↓↓↓

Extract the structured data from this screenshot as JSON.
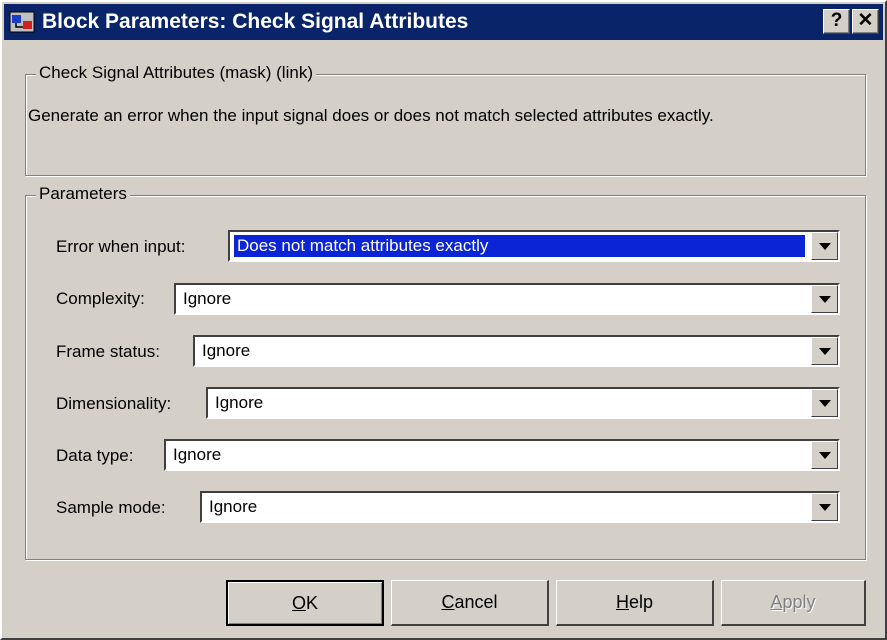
{
  "window": {
    "title": "Block Parameters: Check Signal Attributes"
  },
  "titlebar": {
    "help_label": "?",
    "close_label": "✕"
  },
  "description_group": {
    "title": "Check Signal Attributes (mask) (link)",
    "text": "Generate an error when the input signal does or does not match selected attributes exactly."
  },
  "parameters": {
    "title": "Parameters",
    "fields": [
      {
        "label": "Error when input:",
        "value": "Does not match attributes exactly"
      },
      {
        "label": "Complexity:",
        "value": "Ignore"
      },
      {
        "label": "Frame status:",
        "value": "Ignore"
      },
      {
        "label": "Dimensionality:",
        "value": "Ignore"
      },
      {
        "label": "Data type:",
        "value": "Ignore"
      },
      {
        "label": "Sample mode:",
        "value": "Ignore"
      }
    ]
  },
  "buttons": {
    "ok": {
      "mnemonic": "O",
      "rest": "K"
    },
    "cancel": {
      "mnemonic": "C",
      "rest": "ancel"
    },
    "help": {
      "mnemonic": "H",
      "rest": "elp"
    },
    "apply": {
      "mnemonic": "A",
      "rest": "pply"
    }
  },
  "colors": {
    "titlebar": "#0a246a",
    "face": "#d4d0c8",
    "selection": "#0a24d6"
  }
}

↑↑↑

**Stated exercise:**
The material above must be printed exactly, with its pictures left out.

**Solution:**
Extract the structured data from this screenshot as JSON.
{
  "window": {
    "title": "Block Parameters: Check Signal Attributes"
  },
  "titlebar": {
    "help_label": "?",
    "close_label": "✕"
  },
  "description_group": {
    "title": "Check Signal Attributes (mask) (link)",
    "text": "Generate an error when the input signal does or does not match selected attributes exactly."
  },
  "parameters": {
    "title": "Parameters",
    "fields": [
      {
        "label": "Error when input:",
        "value": "Does not match attributes exactly"
      },
      {
        "label": "Complexity:",
        "value": "Ignore"
      },
      {
        "label": "Frame status:",
        "value": "Ignore"
      },
      {
        "label": "Dimensionality:",
        "value": "Ignore"
      },
      {
        "label": "Data type:",
        "value": "Ignore"
      },
      {
        "label": "Sample mode:",
        "value": "Ignore"
      }
    ]
  },
  "buttons": {
    "ok": {
      "mnemonic": "O",
      "rest": "K"
    },
    "cancel": {
      "mnemonic": "C",
      "rest": "ancel"
    },
    "help": {
      "mnemonic": "H",
      "rest": "elp"
    },
    "apply": {
      "mnemonic": "A",
      "rest": "pply"
    }
  },
  "colors": {
    "titlebar": "#0a246a",
    "face": "#d4d0c8",
    "selection": "#0a24d6"
  }
}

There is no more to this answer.